= OBJECTIVE =
Take every line that has the string "quality" and copy it out.

(Records excerpted from a collection)
++++++++++
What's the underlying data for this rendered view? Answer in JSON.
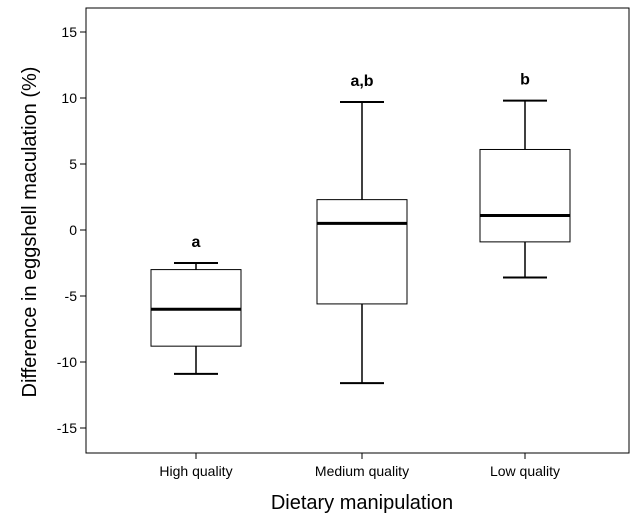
{
  "chart_data": {
    "type": "boxplot",
    "xlabel": "Dietary manipulation",
    "ylabel": "Difference in eggshell  maculation (%)",
    "ylim": [
      -17,
      16.5
    ],
    "yticks": [
      15,
      10,
      5,
      0,
      -5,
      -10,
      -15
    ],
    "ytick_labels": [
      "15",
      "10",
      "5",
      "0",
      "-5",
      "-10",
      "-15"
    ],
    "categories": [
      "High quality",
      "Medium quality",
      "Low quality"
    ],
    "boxes": [
      {
        "category": "High quality",
        "whisker_low": -10.9,
        "q1": -8.8,
        "median": -6.0,
        "q3": -3.0,
        "whisker_high": -2.5,
        "label": "a"
      },
      {
        "category": "Medium quality",
        "whisker_low": -11.6,
        "q1": -5.6,
        "median": 0.5,
        "q3": 2.3,
        "whisker_high": 9.7,
        "label": "a,b"
      },
      {
        "category": "Low quality",
        "whisker_low": -3.6,
        "q1": -0.9,
        "median": 1.1,
        "q3": 6.1,
        "whisker_high": 9.8,
        "label": "b"
      }
    ],
    "grid": false,
    "legend": "none"
  }
}
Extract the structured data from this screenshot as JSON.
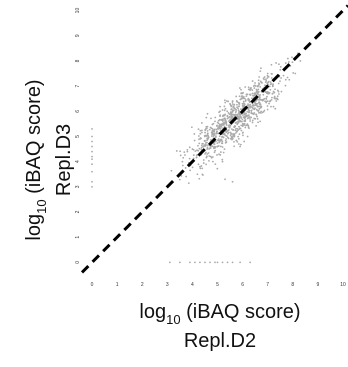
{
  "chart_data": {
    "type": "scatter",
    "title": "",
    "xlabel_main": "log",
    "xlabel_sub": "10",
    "xlabel_rest": " (iBAQ score)",
    "xlabel_line2": "Repl.D2",
    "ylabel_main": "log",
    "ylabel_sub": "10",
    "ylabel_rest": " (iBAQ score)",
    "ylabel_line2": "Repl.D3",
    "xlim": [
      -0.4,
      10.2
    ],
    "ylim": [
      -0.5,
      10.3
    ],
    "xticks": [
      "0",
      "1",
      "2",
      "3",
      "4",
      "5",
      "6",
      "7",
      "8",
      "9",
      "10"
    ],
    "yticks": [
      "0",
      "1",
      "2",
      "3",
      "4",
      "5",
      "6",
      "7",
      "8",
      "9",
      "10"
    ],
    "grid": false,
    "reference_line": {
      "style": "dashed",
      "color": "#000000",
      "from": [
        -0.4,
        -0.4
      ],
      "to": [
        10.2,
        10.2
      ]
    },
    "point_color": "#aaaaaa",
    "cluster": {
      "center": 5.7,
      "x_range": [
        3.4,
        8.4
      ],
      "spread": 0.22,
      "count": 900
    },
    "points_x_zero": [
      [
        0,
        3.0
      ],
      [
        0,
        3.2
      ],
      [
        0,
        3.6
      ],
      [
        0,
        3.9
      ],
      [
        0,
        4.1
      ],
      [
        0,
        4.2
      ],
      [
        0,
        4.4
      ],
      [
        0,
        4.6
      ],
      [
        0,
        4.8
      ],
      [
        0,
        5.0
      ],
      [
        0,
        5.3
      ]
    ],
    "points_y_zero": [
      [
        3.1,
        0
      ],
      [
        3.5,
        0
      ],
      [
        3.9,
        0
      ],
      [
        4.1,
        0
      ],
      [
        4.3,
        0
      ],
      [
        4.5,
        0
      ],
      [
        4.7,
        0
      ],
      [
        4.9,
        0
      ],
      [
        5.0,
        0
      ],
      [
        5.2,
        0
      ],
      [
        5.4,
        0
      ],
      [
        5.6,
        0
      ],
      [
        5.9,
        0
      ],
      [
        6.3,
        0
      ]
    ],
    "scattered_points": [
      [
        3.6,
        4.0
      ],
      [
        3.8,
        4.4
      ],
      [
        4.0,
        4.5
      ],
      [
        4.2,
        3.5
      ],
      [
        4.3,
        3.8
      ],
      [
        4.5,
        5.0
      ],
      [
        4.6,
        5.9
      ],
      [
        4.9,
        5.6
      ],
      [
        5.1,
        6.0
      ],
      [
        5.2,
        4.0
      ],
      [
        5.3,
        3.3
      ],
      [
        5.5,
        6.3
      ],
      [
        5.6,
        3.2
      ],
      [
        5.9,
        4.6
      ],
      [
        6.0,
        6.6
      ],
      [
        6.2,
        5.0
      ],
      [
        6.4,
        7.2
      ],
      [
        6.7,
        5.6
      ],
      [
        7.0,
        7.5
      ],
      [
        7.4,
        6.6
      ],
      [
        7.9,
        7.8
      ],
      [
        8.1,
        7.5
      ],
      [
        8.3,
        8.0
      ],
      [
        8.2,
        8.3
      ]
    ]
  }
}
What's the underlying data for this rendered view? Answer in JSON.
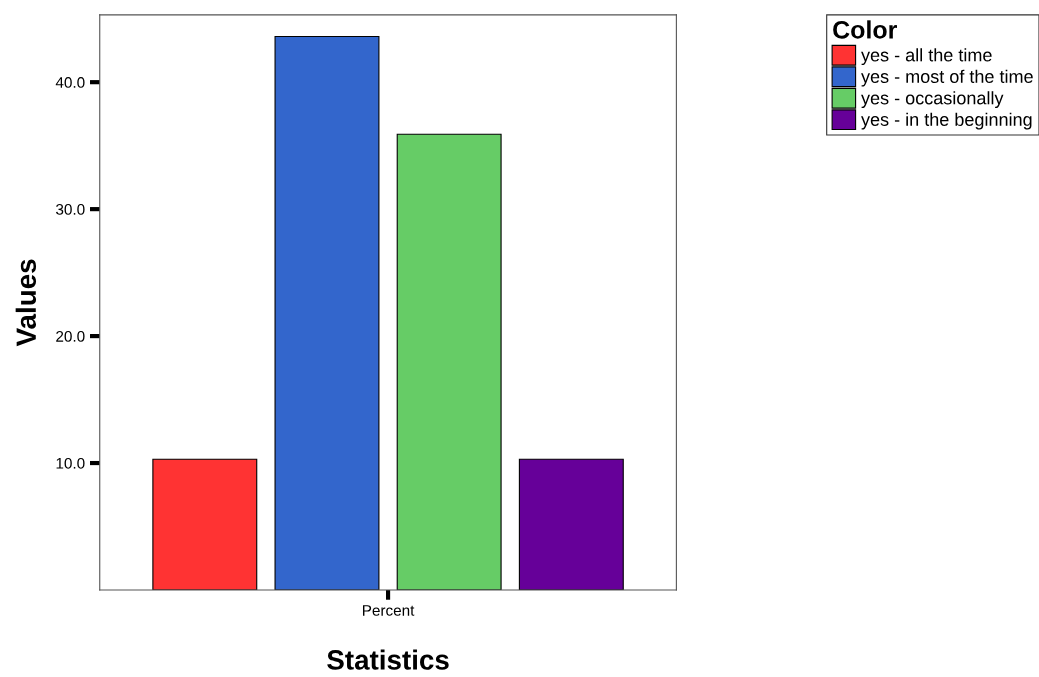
{
  "chart_data": {
    "type": "bar",
    "xlabel": "Statistics",
    "ylabel": "Values",
    "legend_title": "Color",
    "categories": [
      "Percent"
    ],
    "series": [
      {
        "name": "yes - all the time",
        "color": "#ff3333",
        "values": [
          10.3
        ]
      },
      {
        "name": "yes - most of the time",
        "color": "#3366cc",
        "values": [
          43.6
        ]
      },
      {
        "name": "yes - occasionally",
        "color": "#66cc66",
        "values": [
          35.9
        ]
      },
      {
        "name": "yes - in the beginning",
        "color": "#660099",
        "values": [
          10.3
        ]
      }
    ],
    "ylim": [
      0,
      45.3
    ],
    "yticks": [
      {
        "value": 10,
        "label": "10.0"
      },
      {
        "value": 20,
        "label": "20.0"
      },
      {
        "value": 30,
        "label": "30.0"
      },
      {
        "value": 40,
        "label": "40.0"
      }
    ],
    "grid": false,
    "legend": "top right"
  }
}
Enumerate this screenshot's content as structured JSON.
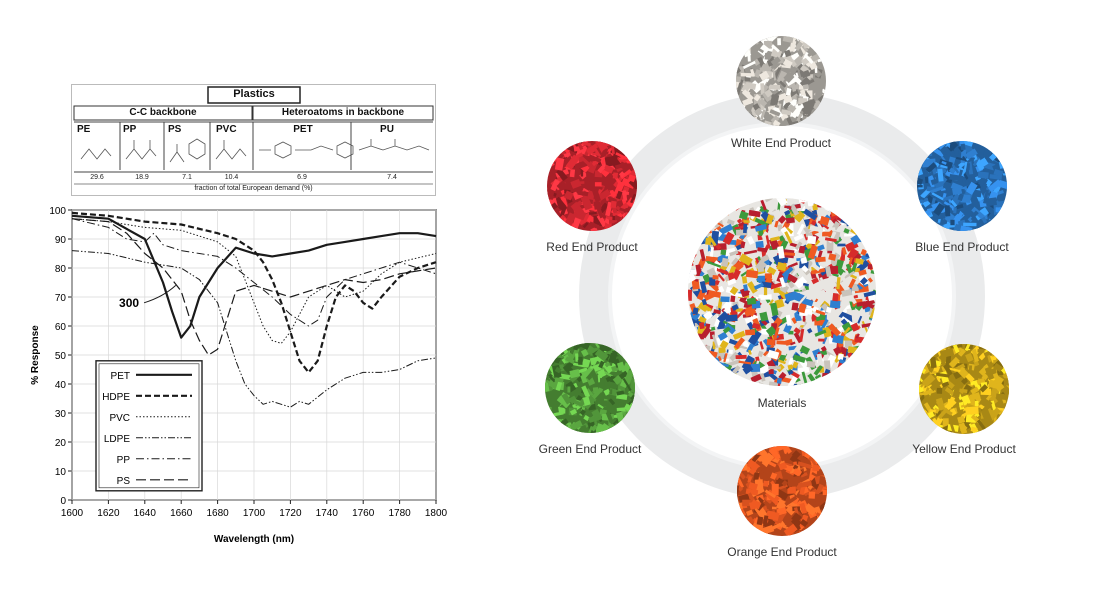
{
  "table": {
    "title": "Plastics",
    "group_cc": "C-C backbone",
    "group_hetero": "Heteroatoms in backbone",
    "polymers": [
      {
        "name": "PE",
        "value": "29.6"
      },
      {
        "name": "PP",
        "value": "18.9"
      },
      {
        "name": "PS",
        "value": "7.1"
      },
      {
        "name": "PVC",
        "value": "10.4"
      },
      {
        "name": "PET",
        "value": "6.9"
      },
      {
        "name": "PU",
        "value": "7.4"
      }
    ],
    "footer": "fraction of total European demand (%)"
  },
  "chart_data": {
    "type": "line",
    "xlabel": "Wavelength (nm)",
    "ylabel": "% Response",
    "xlim": [
      1600,
      1800
    ],
    "ylim": [
      0,
      100
    ],
    "x_ticks": [
      "1600",
      "1620",
      "1640",
      "1660",
      "1680",
      "1700",
      "1720",
      "1740",
      "1760",
      "1780",
      "1800"
    ],
    "y_ticks": [
      "0",
      "10",
      "20",
      "30",
      "40",
      "50",
      "60",
      "70",
      "80",
      "90",
      "100"
    ],
    "annotation": {
      "text": "300",
      "x": 1660,
      "y": 68
    },
    "legend_position": "bottom-left",
    "series": [
      {
        "name": "PET",
        "style": "solid-thick",
        "points": [
          [
            1600,
            98
          ],
          [
            1620,
            97
          ],
          [
            1640,
            90
          ],
          [
            1650,
            75
          ],
          [
            1655,
            65
          ],
          [
            1660,
            56
          ],
          [
            1665,
            60
          ],
          [
            1670,
            70
          ],
          [
            1680,
            80
          ],
          [
            1690,
            87
          ],
          [
            1700,
            85
          ],
          [
            1710,
            84
          ],
          [
            1720,
            85
          ],
          [
            1730,
            86
          ],
          [
            1740,
            88
          ],
          [
            1750,
            89
          ],
          [
            1760,
            90
          ],
          [
            1770,
            91
          ],
          [
            1780,
            92
          ],
          [
            1790,
            92
          ],
          [
            1800,
            91
          ]
        ]
      },
      {
        "name": "HDPE",
        "style": "dashed-thick",
        "points": [
          [
            1600,
            99
          ],
          [
            1620,
            98
          ],
          [
            1640,
            96
          ],
          [
            1660,
            95
          ],
          [
            1680,
            92
          ],
          [
            1690,
            90
          ],
          [
            1700,
            86
          ],
          [
            1705,
            82
          ],
          [
            1710,
            76
          ],
          [
            1715,
            68
          ],
          [
            1720,
            58
          ],
          [
            1725,
            48
          ],
          [
            1730,
            44
          ],
          [
            1735,
            48
          ],
          [
            1740,
            60
          ],
          [
            1745,
            70
          ],
          [
            1750,
            74
          ],
          [
            1755,
            72
          ],
          [
            1760,
            68
          ],
          [
            1765,
            66
          ],
          [
            1770,
            70
          ],
          [
            1780,
            77
          ],
          [
            1790,
            80
          ],
          [
            1800,
            82
          ]
        ]
      },
      {
        "name": "PVC",
        "style": "dotted",
        "points": [
          [
            1600,
            97
          ],
          [
            1620,
            96
          ],
          [
            1640,
            94
          ],
          [
            1660,
            93
          ],
          [
            1680,
            89
          ],
          [
            1690,
            84
          ],
          [
            1695,
            76
          ],
          [
            1700,
            68
          ],
          [
            1705,
            60
          ],
          [
            1710,
            55
          ],
          [
            1715,
            54
          ],
          [
            1720,
            58
          ],
          [
            1725,
            64
          ],
          [
            1730,
            70
          ],
          [
            1740,
            74
          ],
          [
            1750,
            70
          ],
          [
            1760,
            72
          ],
          [
            1770,
            78
          ],
          [
            1780,
            82
          ],
          [
            1800,
            85
          ]
        ]
      },
      {
        "name": "LDPE",
        "style": "dash-dot-dot",
        "points": [
          [
            1600,
            86
          ],
          [
            1620,
            85
          ],
          [
            1640,
            82
          ],
          [
            1660,
            80
          ],
          [
            1670,
            76
          ],
          [
            1680,
            68
          ],
          [
            1685,
            58
          ],
          [
            1690,
            48
          ],
          [
            1695,
            40
          ],
          [
            1700,
            36
          ],
          [
            1705,
            33
          ],
          [
            1710,
            34
          ],
          [
            1715,
            33
          ],
          [
            1720,
            32
          ],
          [
            1725,
            34
          ],
          [
            1730,
            33
          ],
          [
            1740,
            38
          ],
          [
            1750,
            42
          ],
          [
            1760,
            44
          ],
          [
            1770,
            44
          ],
          [
            1780,
            45
          ],
          [
            1790,
            48
          ],
          [
            1800,
            49
          ]
        ]
      },
      {
        "name": "PP",
        "style": "dash-dot",
        "points": [
          [
            1600,
            97
          ],
          [
            1620,
            94
          ],
          [
            1630,
            90
          ],
          [
            1640,
            89
          ],
          [
            1645,
            92
          ],
          [
            1650,
            88
          ],
          [
            1660,
            86
          ],
          [
            1670,
            85
          ],
          [
            1680,
            84
          ],
          [
            1690,
            80
          ],
          [
            1700,
            75
          ],
          [
            1710,
            70
          ],
          [
            1720,
            64
          ],
          [
            1730,
            60
          ],
          [
            1735,
            62
          ],
          [
            1740,
            70
          ],
          [
            1750,
            76
          ],
          [
            1760,
            78
          ],
          [
            1770,
            80
          ],
          [
            1780,
            82
          ],
          [
            1790,
            80
          ],
          [
            1800,
            78
          ]
        ]
      },
      {
        "name": "PS",
        "style": "long-dash",
        "points": [
          [
            1600,
            97
          ],
          [
            1620,
            96
          ],
          [
            1630,
            92
          ],
          [
            1640,
            85
          ],
          [
            1650,
            80
          ],
          [
            1660,
            72
          ],
          [
            1665,
            62
          ],
          [
            1670,
            55
          ],
          [
            1675,
            50
          ],
          [
            1680,
            52
          ],
          [
            1685,
            62
          ],
          [
            1690,
            72
          ],
          [
            1700,
            74
          ],
          [
            1710,
            72
          ],
          [
            1720,
            70
          ],
          [
            1730,
            72
          ],
          [
            1740,
            74
          ],
          [
            1750,
            76
          ],
          [
            1760,
            75
          ],
          [
            1770,
            76
          ],
          [
            1780,
            78
          ],
          [
            1790,
            79
          ],
          [
            1800,
            80
          ]
        ]
      }
    ]
  },
  "diagram": {
    "center_label": "Materials",
    "products": [
      {
        "label": "White End Product",
        "color": "#cfcac2"
      },
      {
        "label": "Blue End Product",
        "color": "#2f7fd0"
      },
      {
        "label": "Yellow End Product",
        "color": "#e0b51c"
      },
      {
        "label": "Orange End Product",
        "color": "#ef5a22"
      },
      {
        "label": "Green End Product",
        "color": "#5aa640"
      },
      {
        "label": "Red End Product",
        "color": "#e02b35"
      }
    ]
  }
}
++++++++++
= EXPECTED ANSWER =
      "High quality",
      "Medium quality",
      "Low quality"
        "category": "High quality",
        "category": "Medium quality",
        "category": "Low quality",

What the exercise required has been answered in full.